Among the lines below, count those containing the word "Hacmi". Give the number only.
# # # #
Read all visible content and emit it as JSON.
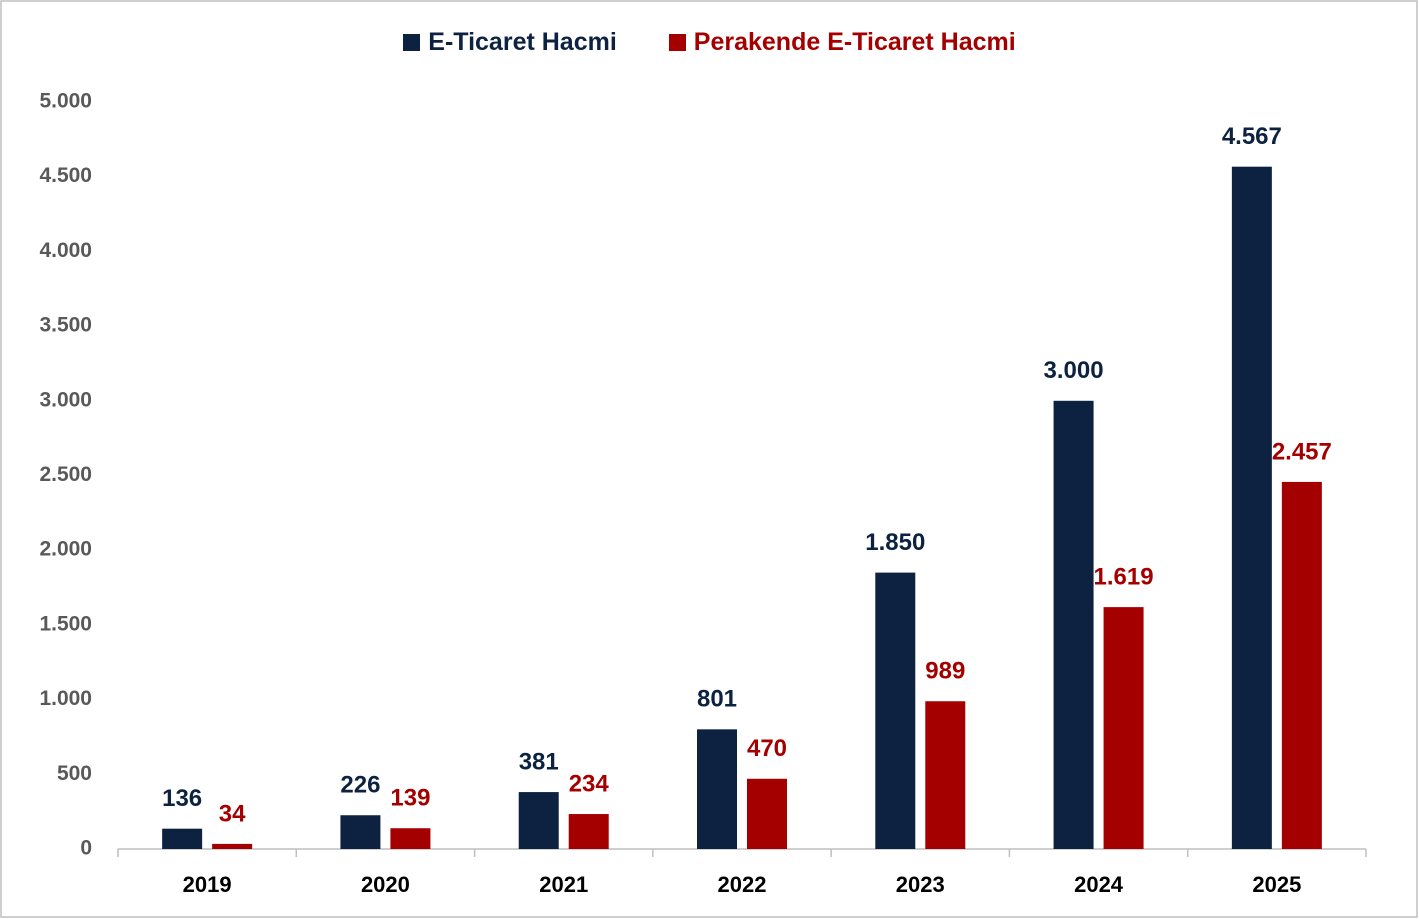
{
  "chart_data": {
    "type": "bar",
    "categories": [
      "2019",
      "2020",
      "2021",
      "2022",
      "2023",
      "2024",
      "2025"
    ],
    "series": [
      {
        "name": "E-Ticaret Hacmi",
        "color": "#0d2240",
        "values": [
          136,
          226,
          381,
          801,
          1850,
          3000,
          4567
        ],
        "value_labels": [
          "136",
          "226",
          "381",
          "801",
          "1.850",
          "3.000",
          "4.567"
        ]
      },
      {
        "name": "Perakende E-Ticaret Hacmi",
        "color": "#a50000",
        "values": [
          34,
          139,
          234,
          470,
          989,
          1619,
          2457
        ],
        "value_labels": [
          "34",
          "139",
          "234",
          "470",
          "989",
          "1.619",
          "2.457"
        ]
      }
    ],
    "ylim": [
      0,
      5000
    ],
    "yticks": [
      0,
      500,
      {
        "value": 1000,
        "label": "1.000"
      },
      {
        "value": 1500,
        "label": "1.500"
      },
      {
        "value": 2000,
        "label": "2.000"
      },
      {
        "value": 2500,
        "label": "2.500"
      },
      {
        "value": 3000,
        "label": "3.000"
      },
      {
        "value": 3500,
        "label": "3.500"
      },
      {
        "value": 4000,
        "label": "4.000"
      },
      {
        "value": 4500,
        "label": "4.500"
      },
      {
        "value": 5000,
        "label": "5.000"
      }
    ],
    "grid": false,
    "legend": "top"
  }
}
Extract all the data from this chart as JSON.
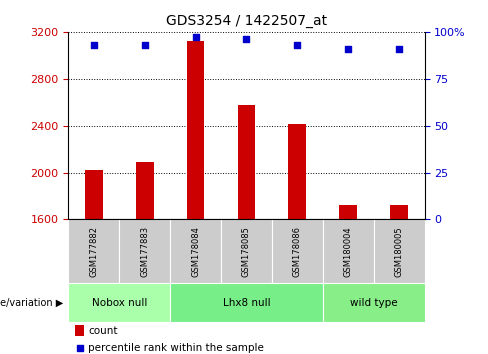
{
  "title": "GDS3254 / 1422507_at",
  "samples": [
    "GSM177882",
    "GSM177883",
    "GSM178084",
    "GSM178085",
    "GSM178086",
    "GSM180004",
    "GSM180005"
  ],
  "counts": [
    2020,
    2090,
    3120,
    2580,
    2410,
    1720,
    1720
  ],
  "percentiles": [
    93,
    93,
    97,
    96,
    93,
    91,
    91
  ],
  "y_min": 1600,
  "y_max": 3200,
  "y_ticks": [
    1600,
    2000,
    2400,
    2800,
    3200
  ],
  "y2_ticks": [
    0,
    25,
    50,
    75,
    100
  ],
  "bar_color": "#cc0000",
  "dot_color": "#0000cc",
  "groups": [
    {
      "label": "Nobox null",
      "start": 0,
      "end": 2,
      "color": "#aaffaa"
    },
    {
      "label": "Lhx8 null",
      "start": 2,
      "end": 5,
      "color": "#77ee88"
    },
    {
      "label": "wild type",
      "start": 5,
      "end": 7,
      "color": "#88ee88"
    }
  ],
  "xlabel_genotype": "genotype/variation",
  "legend_count_label": "count",
  "legend_pct_label": "percentile rank within the sample",
  "bg_color": "#ffffff",
  "bar_width": 0.35,
  "figsize": [
    4.88,
    3.54
  ],
  "dpi": 100
}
# # # #
→ **EXERCISE ANSWER**: 2